Job: Transcribe the records below exactly.

Saved entries:
______________________________

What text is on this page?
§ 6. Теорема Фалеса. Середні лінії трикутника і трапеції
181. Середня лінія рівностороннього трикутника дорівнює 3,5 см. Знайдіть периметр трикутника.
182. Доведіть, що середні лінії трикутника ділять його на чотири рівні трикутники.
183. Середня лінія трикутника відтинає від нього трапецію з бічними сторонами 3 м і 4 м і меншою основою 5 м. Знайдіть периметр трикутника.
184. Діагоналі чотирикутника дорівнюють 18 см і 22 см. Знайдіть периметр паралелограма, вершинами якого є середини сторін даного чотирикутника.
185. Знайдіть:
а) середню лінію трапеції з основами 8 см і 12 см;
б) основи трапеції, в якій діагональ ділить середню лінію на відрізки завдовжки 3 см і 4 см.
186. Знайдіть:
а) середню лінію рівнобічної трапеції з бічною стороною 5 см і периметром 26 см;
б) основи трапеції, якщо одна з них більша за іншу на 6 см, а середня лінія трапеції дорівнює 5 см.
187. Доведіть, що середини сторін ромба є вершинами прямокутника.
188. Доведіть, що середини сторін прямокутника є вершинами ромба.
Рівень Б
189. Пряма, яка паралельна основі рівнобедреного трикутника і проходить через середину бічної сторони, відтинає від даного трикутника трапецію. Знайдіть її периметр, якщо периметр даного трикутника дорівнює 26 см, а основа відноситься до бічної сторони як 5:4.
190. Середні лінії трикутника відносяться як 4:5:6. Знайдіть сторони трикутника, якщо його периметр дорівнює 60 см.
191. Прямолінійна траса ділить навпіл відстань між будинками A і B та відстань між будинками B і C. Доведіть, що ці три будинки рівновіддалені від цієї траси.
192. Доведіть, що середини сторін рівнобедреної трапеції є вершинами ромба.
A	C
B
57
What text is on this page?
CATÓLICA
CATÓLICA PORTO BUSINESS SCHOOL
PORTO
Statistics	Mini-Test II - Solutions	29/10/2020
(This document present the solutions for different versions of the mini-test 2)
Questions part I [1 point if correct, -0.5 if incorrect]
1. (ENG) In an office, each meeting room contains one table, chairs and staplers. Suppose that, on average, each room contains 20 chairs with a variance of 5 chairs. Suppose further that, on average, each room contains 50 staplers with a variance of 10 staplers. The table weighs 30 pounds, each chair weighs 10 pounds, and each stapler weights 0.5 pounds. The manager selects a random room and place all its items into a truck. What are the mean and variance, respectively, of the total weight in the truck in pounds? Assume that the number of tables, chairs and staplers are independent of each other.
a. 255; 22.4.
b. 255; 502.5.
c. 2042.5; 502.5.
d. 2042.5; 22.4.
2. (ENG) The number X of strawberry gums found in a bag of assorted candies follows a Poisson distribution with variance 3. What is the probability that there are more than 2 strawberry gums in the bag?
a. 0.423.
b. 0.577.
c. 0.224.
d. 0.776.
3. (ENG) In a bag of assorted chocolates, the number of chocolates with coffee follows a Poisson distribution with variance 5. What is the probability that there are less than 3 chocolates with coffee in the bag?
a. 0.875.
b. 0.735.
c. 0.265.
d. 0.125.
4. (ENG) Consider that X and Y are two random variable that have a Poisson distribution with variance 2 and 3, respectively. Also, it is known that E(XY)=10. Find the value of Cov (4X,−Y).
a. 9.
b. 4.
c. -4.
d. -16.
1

______________________________

Answer for this exercise:
What text is on this page?
§ 6. Теорема Фалеса. Середні лінії трикутника і трапеції
181. Середня лінія рівностороннього трикутника дорівнює 3,5 см. Знайдіть периметр трикутника.
182. Доведіть, що середні лінії трикутника ділять його на чотири рівні трикутники.
183. Середня лінія трикутника відтинає від нього трапецію з бічними сторонами 3 м і 4 м і меншою основою 5 м. Знайдіть периметр трикутника.
184. Діагоналі чотирикутника дорівнюють 18 см і 22 см. Знайдіть периметр паралелограма, вершинами якого є середини сторін даного чотирикутника.
185. Знайдіть:
а) середню лінію трапеції з основами 8 см і 12 см;
б) основи трапеції, в якій діагональ ділить середню лінію на відрізки завдовжки 3 см і 4 см.
186. Знайдіть:
а) середню лінію рівнобічної трапеції з бічною стороною 5 см і периметром 26 см;
б) основи трапеції, якщо одна з них більша за іншу на 6 см, а середня лінія трапеції дорівнює 5 см.
187. Доведіть, що середини сторін ромба є вершинами прямокутника.
188. Доведіть, що середини сторін прямокутника є вершинами ромба.
Рівень Б
189. Пряма, яка паралельна основі рівнобедреного трикутника і проходить через середину бічної сторони, відтинає від даного трикутника трапецію. Знайдіть її периметр, якщо периметр даного трикутника дорівнює 26 см, а основа відноситься до бічної сторони як 5:4.
190. Середні лінії трикутника відносяться як 4:5:6. Знайдіть сторони трикутника, якщо його периметр дорівнює 60 см.
191. Прямолінійна траса ділить навпіл відстань між будинками A і B та відстань між будинками B і C. Доведіть, що ці три будинки рівновіддалені від цієї траси.
192. Доведіть, що середини сторін рівнобедреної трапеції є вершинами ромба.
A	C
B
57
What text is on this page?
CATÓLICA
CATÓLICA PORTO BUSINESS SCHOOL
PORTO
Statistics	Mini-Test II - Solutions	29/10/2020
(This document present the solutions for different versions of the mini-test 2)
Questions part I [1 point if correct, -0.5 if incorrect]
1. (ENG) In an office, each meeting room contains one table, chairs and staplers. Suppose that, on average, each room contains 20 chairs with a variance of 5 chairs. Suppose further that, on average, each room contains 50 staplers with a variance of 10 staplers. The table weighs 30 pounds, each chair weighs 10 pounds, and each stapler weights 0.5 pounds. The manager selects a random room and place all its items into a truck. What are the mean and variance, respectively, of the total weight in the truck in pounds? Assume that the number of tables, chairs and staplers are independent of each other.
a. 255; 22.4.
b. 255; 502.5.
c. 2042.5; 502.5.
d. 2042.5; 22.4.
2. (ENG) The number X of strawberry gums found in a bag of assorted candies follows a Poisson distribution with variance 3. What is the probability that there are more than 2 strawberry gums in the bag?
a. 0.423.
b. 0.577.
c. 0.224.
d. 0.776.
3. (ENG) In a bag of assorted chocolates, the number of chocolates with coffee follows a Poisson distribution with variance 5. What is the probability that there are less than 3 chocolates with coffee in the bag?
a. 0.875.
b. 0.735.
c. 0.265.
d. 0.125.
4. (ENG) Consider that X and Y are two random variable that have a Poisson distribution with variance 2 and 3, respectively. Also, it is known that E(XY)=10. Find the value of Cov (4X,−Y).
a. 9.
b. 4.
c. -4.
d. -16.
1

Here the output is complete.